---------- MATERIAL PROVIDED ----------

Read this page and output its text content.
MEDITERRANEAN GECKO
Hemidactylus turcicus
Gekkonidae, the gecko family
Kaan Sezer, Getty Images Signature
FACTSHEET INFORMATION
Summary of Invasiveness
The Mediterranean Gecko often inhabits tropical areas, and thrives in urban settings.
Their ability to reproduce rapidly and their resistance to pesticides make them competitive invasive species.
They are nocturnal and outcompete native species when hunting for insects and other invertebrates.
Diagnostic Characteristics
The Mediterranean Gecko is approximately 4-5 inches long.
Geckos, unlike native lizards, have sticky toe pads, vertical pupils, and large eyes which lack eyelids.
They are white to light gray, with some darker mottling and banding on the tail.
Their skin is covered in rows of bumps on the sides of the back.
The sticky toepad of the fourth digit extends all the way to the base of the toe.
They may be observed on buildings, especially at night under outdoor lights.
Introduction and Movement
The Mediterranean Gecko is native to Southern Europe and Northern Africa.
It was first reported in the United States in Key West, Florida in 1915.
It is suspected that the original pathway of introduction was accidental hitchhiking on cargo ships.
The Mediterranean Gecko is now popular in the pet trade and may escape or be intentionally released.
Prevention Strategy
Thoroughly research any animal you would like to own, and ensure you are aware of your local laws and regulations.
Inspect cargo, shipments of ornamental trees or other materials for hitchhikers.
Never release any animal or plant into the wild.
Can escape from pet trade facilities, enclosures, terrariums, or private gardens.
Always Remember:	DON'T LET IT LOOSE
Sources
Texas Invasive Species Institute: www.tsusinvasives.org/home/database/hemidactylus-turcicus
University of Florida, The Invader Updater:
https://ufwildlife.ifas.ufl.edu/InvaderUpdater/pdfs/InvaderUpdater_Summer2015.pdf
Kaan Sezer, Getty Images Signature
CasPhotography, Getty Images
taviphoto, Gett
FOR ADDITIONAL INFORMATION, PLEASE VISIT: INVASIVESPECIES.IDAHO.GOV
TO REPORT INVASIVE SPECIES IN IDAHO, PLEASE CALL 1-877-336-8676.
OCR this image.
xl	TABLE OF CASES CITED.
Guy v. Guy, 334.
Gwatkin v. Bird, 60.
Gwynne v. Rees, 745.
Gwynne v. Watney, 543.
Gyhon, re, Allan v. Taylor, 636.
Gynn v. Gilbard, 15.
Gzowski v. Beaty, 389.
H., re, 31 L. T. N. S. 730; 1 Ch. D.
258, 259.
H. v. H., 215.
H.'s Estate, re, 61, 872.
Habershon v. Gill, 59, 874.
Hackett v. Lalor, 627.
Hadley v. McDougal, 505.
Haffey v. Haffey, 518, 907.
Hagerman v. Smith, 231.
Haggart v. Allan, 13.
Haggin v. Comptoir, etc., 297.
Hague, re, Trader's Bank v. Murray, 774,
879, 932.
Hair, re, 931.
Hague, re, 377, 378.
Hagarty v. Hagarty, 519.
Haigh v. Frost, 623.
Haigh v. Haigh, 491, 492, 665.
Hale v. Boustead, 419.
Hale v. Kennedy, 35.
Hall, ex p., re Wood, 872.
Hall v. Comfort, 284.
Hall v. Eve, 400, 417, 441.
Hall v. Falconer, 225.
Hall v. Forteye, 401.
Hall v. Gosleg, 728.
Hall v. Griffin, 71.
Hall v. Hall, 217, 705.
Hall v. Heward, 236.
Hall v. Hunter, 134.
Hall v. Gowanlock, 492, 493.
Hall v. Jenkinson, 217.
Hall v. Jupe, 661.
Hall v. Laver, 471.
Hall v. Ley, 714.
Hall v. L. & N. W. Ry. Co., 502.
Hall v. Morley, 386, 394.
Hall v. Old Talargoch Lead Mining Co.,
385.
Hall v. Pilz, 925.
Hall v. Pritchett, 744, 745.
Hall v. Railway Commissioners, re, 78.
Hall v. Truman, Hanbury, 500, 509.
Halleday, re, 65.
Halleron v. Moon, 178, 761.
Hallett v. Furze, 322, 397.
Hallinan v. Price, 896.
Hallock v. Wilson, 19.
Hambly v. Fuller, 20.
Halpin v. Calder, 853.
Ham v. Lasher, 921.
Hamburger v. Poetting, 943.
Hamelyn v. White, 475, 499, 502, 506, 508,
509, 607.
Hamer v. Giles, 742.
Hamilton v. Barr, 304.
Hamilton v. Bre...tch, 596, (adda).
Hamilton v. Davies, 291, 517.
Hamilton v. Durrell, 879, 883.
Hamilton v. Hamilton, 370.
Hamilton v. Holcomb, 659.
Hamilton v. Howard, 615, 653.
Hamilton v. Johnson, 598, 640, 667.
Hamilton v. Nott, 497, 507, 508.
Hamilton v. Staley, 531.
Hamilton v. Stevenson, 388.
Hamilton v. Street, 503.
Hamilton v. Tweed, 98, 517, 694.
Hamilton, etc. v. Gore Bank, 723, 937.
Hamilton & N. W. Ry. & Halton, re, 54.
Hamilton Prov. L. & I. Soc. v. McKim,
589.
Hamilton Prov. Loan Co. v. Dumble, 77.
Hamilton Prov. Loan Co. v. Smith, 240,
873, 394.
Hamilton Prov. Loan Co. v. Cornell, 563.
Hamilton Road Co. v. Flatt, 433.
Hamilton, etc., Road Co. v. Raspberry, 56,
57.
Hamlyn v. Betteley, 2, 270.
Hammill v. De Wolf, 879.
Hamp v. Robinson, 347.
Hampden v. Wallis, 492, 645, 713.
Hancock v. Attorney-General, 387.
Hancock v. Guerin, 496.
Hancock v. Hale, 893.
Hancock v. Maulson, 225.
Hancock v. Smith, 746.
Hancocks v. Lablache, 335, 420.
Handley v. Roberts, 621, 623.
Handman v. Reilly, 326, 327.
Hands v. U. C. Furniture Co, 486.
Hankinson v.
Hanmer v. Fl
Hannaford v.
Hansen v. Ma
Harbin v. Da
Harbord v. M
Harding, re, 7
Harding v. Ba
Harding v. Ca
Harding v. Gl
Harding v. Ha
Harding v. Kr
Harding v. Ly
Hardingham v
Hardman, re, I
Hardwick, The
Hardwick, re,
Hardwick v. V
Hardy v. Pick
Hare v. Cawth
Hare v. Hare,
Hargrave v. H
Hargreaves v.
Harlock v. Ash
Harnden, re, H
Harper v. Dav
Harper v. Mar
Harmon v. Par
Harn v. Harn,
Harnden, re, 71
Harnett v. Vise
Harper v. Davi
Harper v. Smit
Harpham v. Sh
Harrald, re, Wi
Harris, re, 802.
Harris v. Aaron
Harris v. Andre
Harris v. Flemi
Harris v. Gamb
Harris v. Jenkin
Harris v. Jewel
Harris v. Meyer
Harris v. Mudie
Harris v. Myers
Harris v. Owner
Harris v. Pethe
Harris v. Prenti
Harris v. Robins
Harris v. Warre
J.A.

----------

- REQUEST -
All of the lines above need to be given again exactly.

- THE SOLUTION -
Read this page and output its text content.
MEDITERRANEAN GECKO
Hemidactylus turcicus
Gekkonidae, the gecko family
Kaan Sezer, Getty Images Signature
FACTSHEET INFORMATION
Summary of Invasiveness
The Mediterranean Gecko often inhabits tropical areas, and thrives in urban settings.
Their ability to reproduce rapidly and their resistance to pesticides make them competitive invasive species.
They are nocturnal and outcompete native species when hunting for insects and other invertebrates.
Diagnostic Characteristics
The Mediterranean Gecko is approximately 4-5 inches long.
Geckos, unlike native lizards, have sticky toe pads, vertical pupils, and large eyes which lack eyelids.
They are white to light gray, with some darker mottling and banding on the tail.
Their skin is covered in rows of bumps on the sides of the back.
The sticky toepad of the fourth digit extends all the way to the base of the toe.
They may be observed on buildings, especially at night under outdoor lights.
Introduction and Movement
The Mediterranean Gecko is native to Southern Europe and Northern Africa.
It was first reported in the United States in Key West, Florida in 1915.
It is suspected that the original pathway of introduction was accidental hitchhiking on cargo ships.
The Mediterranean Gecko is now popular in the pet trade and may escape or be intentionally released.
Prevention Strategy
Thoroughly research any animal you would like to own, and ensure you are aware of your local laws and regulations.
Inspect cargo, shipments of ornamental trees or other materials for hitchhikers.
Never release any animal or plant into the wild.
Can escape from pet trade facilities, enclosures, terrariums, or private gardens.
Always Remember:	DON'T LET IT LOOSE
Sources
Texas Invasive Species Institute: www.tsusinvasives.org/home/database/hemidactylus-turcicus
University of Florida, The Invader Updater:
https://ufwildlife.ifas.ufl.edu/InvaderUpdater/pdfs/InvaderUpdater_Summer2015.pdf
Kaan Sezer, Getty Images Signature
CasPhotography, Getty Images
taviphoto, Gett
FOR ADDITIONAL INFORMATION, PLEASE VISIT: INVASIVESPECIES.IDAHO.GOV
TO REPORT INVASIVE SPECIES IN IDAHO, PLEASE CALL 1-877-336-8676.
OCR this image.
xl	TABLE OF CASES CITED.
Guy v. Guy, 334.
Gwatkin v. Bird, 60.
Gwynne v. Rees, 745.
Gwynne v. Watney, 543.
Gyhon, re, Allan v. Taylor, 636.
Gynn v. Gilbard, 15.
Gzowski v. Beaty, 389.
H., re, 31 L. T. N. S. 730; 1 Ch. D.
258, 259.
H. v. H., 215.
H.'s Estate, re, 61, 872.
Habershon v. Gill, 59, 874.
Hackett v. Lalor, 627.
Hadley v. McDougal, 505.
Haffey v. Haffey, 518, 907.
Hagerman v. Smith, 231.
Haggart v. Allan, 13.
Haggin v. Comptoir, etc., 297.
Hague, re, Trader's Bank v. Murray, 774,
879, 932.
Hair, re, 931.
Hague, re, 377, 378.
Hagarty v. Hagarty, 519.
Haigh v. Frost, 623.
Haigh v. Haigh, 491, 492, 665.
Hale v. Boustead, 419.
Hale v. Kennedy, 35.
Hall, ex p., re Wood, 872.
Hall v. Comfort, 284.
Hall v. Eve, 400, 417, 441.
Hall v. Falconer, 225.
Hall v. Forteye, 401.
Hall v. Gosleg, 728.
Hall v. Griffin, 71.
Hall v. Hall, 217, 705.
Hall v. Heward, 236.
Hall v. Hunter, 134.
Hall v. Gowanlock, 492, 493.
Hall v. Jenkinson, 217.
Hall v. Jupe, 661.
Hall v. Laver, 471.
Hall v. Ley, 714.
Hall v. L. & N. W. Ry. Co., 502.
Hall v. Morley, 386, 394.
Hall v. Old Talargoch Lead Mining Co.,
385.
Hall v. Pilz, 925.
Hall v. Pritchett, 744, 745.
Hall v. Railway Commissioners, re, 78.
Hall v. Truman, Hanbury, 500, 509.
Halleday, re, 65.
Halleron v. Moon, 178, 761.
Hallett v. Furze, 322, 397.
Hallinan v. Price, 896.
Hallock v. Wilson, 19.
Hambly v. Fuller, 20.
Halpin v. Calder, 853.
Ham v. Lasher, 921.
Hamburger v. Poetting, 943.
Hamelyn v. White, 475, 499, 502, 506, 508,
509, 607.
Hamer v. Giles, 742.
Hamilton v. Barr, 304.
Hamilton v. Bre...tch, 596, (adda).
Hamilton v. Davies, 291, 517.
Hamilton v. Durrell, 879, 883.
Hamilton v. Hamilton, 370.
Hamilton v. Holcomb, 659.
Hamilton v. Howard, 615, 653.
Hamilton v. Johnson, 598, 640, 667.
Hamilton v. Nott, 497, 507, 508.
Hamilton v. Staley, 531.
Hamilton v. Stevenson, 388.
Hamilton v. Street, 503.
Hamilton v. Tweed, 98, 517, 694.
Hamilton, etc. v. Gore Bank, 723, 937.
Hamilton & N. W. Ry. & Halton, re, 54.
Hamilton Prov. L. & I. Soc. v. McKim,
589.
Hamilton Prov. Loan Co. v. Dumble, 77.
Hamilton Prov. Loan Co. v. Smith, 240,
873, 394.
Hamilton Prov. Loan Co. v. Cornell, 563.
Hamilton Road Co. v. Flatt, 433.
Hamilton, etc., Road Co. v. Raspberry, 56,
57.
Hamlyn v. Betteley, 2, 270.
Hammill v. De Wolf, 879.
Hamp v. Robinson, 347.
Hampden v. Wallis, 492, 645, 713.
Hancock v. Attorney-General, 387.
Hancock v. Guerin, 496.
Hancock v. Hale, 893.
Hancock v. Maulson, 225.
Hancock v. Smith, 746.
Hancocks v. Lablache, 335, 420.
Handley v. Roberts, 621, 623.
Handman v. Reilly, 326, 327.
Hands v. U. C. Furniture Co, 486.
Hankinson v.
Hanmer v. Fl
Hannaford v.
Hansen v. Ma
Harbin v. Da
Harbord v. M
Harding, re, 7
Harding v. Ba
Harding v. Ca
Harding v. Gl
Harding v. Ha
Harding v. Kr
Harding v. Ly
Hardingham v
Hardman, re, I
Hardwick, The
Hardwick, re,
Hardwick v. V
Hardy v. Pick
Hare v. Cawth
Hare v. Hare,
Hargrave v. H
Hargreaves v.
Harlock v. Ash
Harnden, re, H
Harper v. Dav
Harper v. Mar
Harmon v. Par
Harn v. Harn,
Harnden, re, 71
Harnett v. Vise
Harper v. Davi
Harper v. Smit
Harpham v. Sh
Harrald, re, Wi
Harris, re, 802.
Harris v. Aaron
Harris v. Andre
Harris v. Flemi
Harris v. Gamb
Harris v. Jenkin
Harris v. Jewel
Harris v. Meyer
Harris v. Mudie
Harris v. Myers
Harris v. Owner
Harris v. Pethe
Harris v. Prenti
Harris v. Robins
Harris v. Warre
J.A.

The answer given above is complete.